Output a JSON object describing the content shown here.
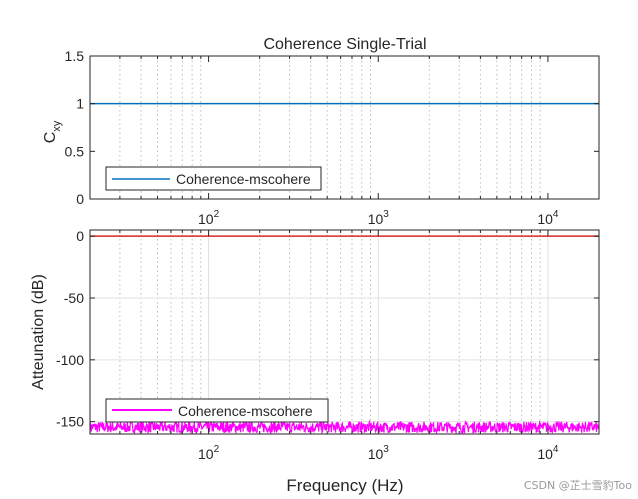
{
  "figure": {
    "xlabel": "Frequency (Hz)",
    "watermark": "CSDN @芷士雪豹Too"
  },
  "chart_data": [
    {
      "type": "line",
      "title": "Coherence Single-Trial",
      "xlabel": "",
      "ylabel_base": "C",
      "ylabel_sub": "xy",
      "xscale": "log",
      "xlim": [
        20,
        20000
      ],
      "ylim": [
        0,
        1.5
      ],
      "yticks": [
        0,
        0.5,
        1,
        1.5
      ],
      "yticklabels": [
        "0",
        "0.5",
        "1",
        "1.5"
      ],
      "xticks": [
        100,
        1000,
        10000
      ],
      "xtick_base": "10",
      "xtick_exponents": [
        "2",
        "3",
        "4"
      ],
      "grid": "x-minor-dotted",
      "legend_position": "bottom-left",
      "series": [
        {
          "name": "Coherence-mscohere",
          "color": "#0072BD",
          "x": [
            20,
            20000
          ],
          "y": [
            1,
            1
          ]
        }
      ]
    },
    {
      "type": "line",
      "title": "",
      "xlabel": "Frequency (Hz)",
      "ylabel": "Atteunation (dB)",
      "xscale": "log",
      "xlim": [
        20,
        20000
      ],
      "ylim": [
        -160,
        5
      ],
      "yticks": [
        0,
        -50,
        -100,
        -150
      ],
      "yticklabels": [
        "0",
        "-50",
        "-100",
        "-150"
      ],
      "xticks": [
        100,
        1000,
        10000
      ],
      "xtick_base": "10",
      "xtick_exponents": [
        "2",
        "3",
        "4"
      ],
      "grid": "on",
      "legend_position": "bottom-left",
      "series": [
        {
          "name": "Coherence-mscohere",
          "color": "#FF00FF",
          "x": [
            20,
            20000
          ],
          "y": [
            -155,
            -155
          ],
          "noisy": true,
          "range": [
            -159,
            -150
          ]
        },
        {
          "name": "",
          "color": "#D62728",
          "x": [
            20,
            20000
          ],
          "y": [
            0,
            0
          ]
        }
      ]
    }
  ]
}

========================

* [AIM] Transcribe the whole listing, character for character, but not its images.

* [CORRECT ANSWER]
Output a JSON object describing the content shown here.
{
  "figure": {
    "xlabel": "Frequency (Hz)",
    "watermark": "CSDN @芷士雪豹Too"
  },
  "chart_data": [
    {
      "type": "line",
      "title": "Coherence Single-Trial",
      "xlabel": "",
      "ylabel_base": "C",
      "ylabel_sub": "xy",
      "xscale": "log",
      "xlim": [
        20,
        20000
      ],
      "ylim": [
        0,
        1.5
      ],
      "yticks": [
        0,
        0.5,
        1,
        1.5
      ],
      "yticklabels": [
        "0",
        "0.5",
        "1",
        "1.5"
      ],
      "xticks": [
        100,
        1000,
        10000
      ],
      "xtick_base": "10",
      "xtick_exponents": [
        "2",
        "3",
        "4"
      ],
      "grid": "x-minor-dotted",
      "legend_position": "bottom-left",
      "series": [
        {
          "name": "Coherence-mscohere",
          "color": "#0072BD",
          "x": [
            20,
            20000
          ],
          "y": [
            1,
            1
          ]
        }
      ]
    },
    {
      "type": "line",
      "title": "",
      "xlabel": "Frequency (Hz)",
      "ylabel": "Atteunation (dB)",
      "xscale": "log",
      "xlim": [
        20,
        20000
      ],
      "ylim": [
        -160,
        5
      ],
      "yticks": [
        0,
        -50,
        -100,
        -150
      ],
      "yticklabels": [
        "0",
        "-50",
        "-100",
        "-150"
      ],
      "xticks": [
        100,
        1000,
        10000
      ],
      "xtick_base": "10",
      "xtick_exponents": [
        "2",
        "3",
        "4"
      ],
      "grid": "on",
      "legend_position": "bottom-left",
      "series": [
        {
          "name": "Coherence-mscohere",
          "color": "#FF00FF",
          "x": [
            20,
            20000
          ],
          "y": [
            -155,
            -155
          ],
          "noisy": true,
          "range": [
            -159,
            -150
          ]
        },
        {
          "name": "",
          "color": "#D62728",
          "x": [
            20,
            20000
          ],
          "y": [
            0,
            0
          ]
        }
      ]
    }
  ]
}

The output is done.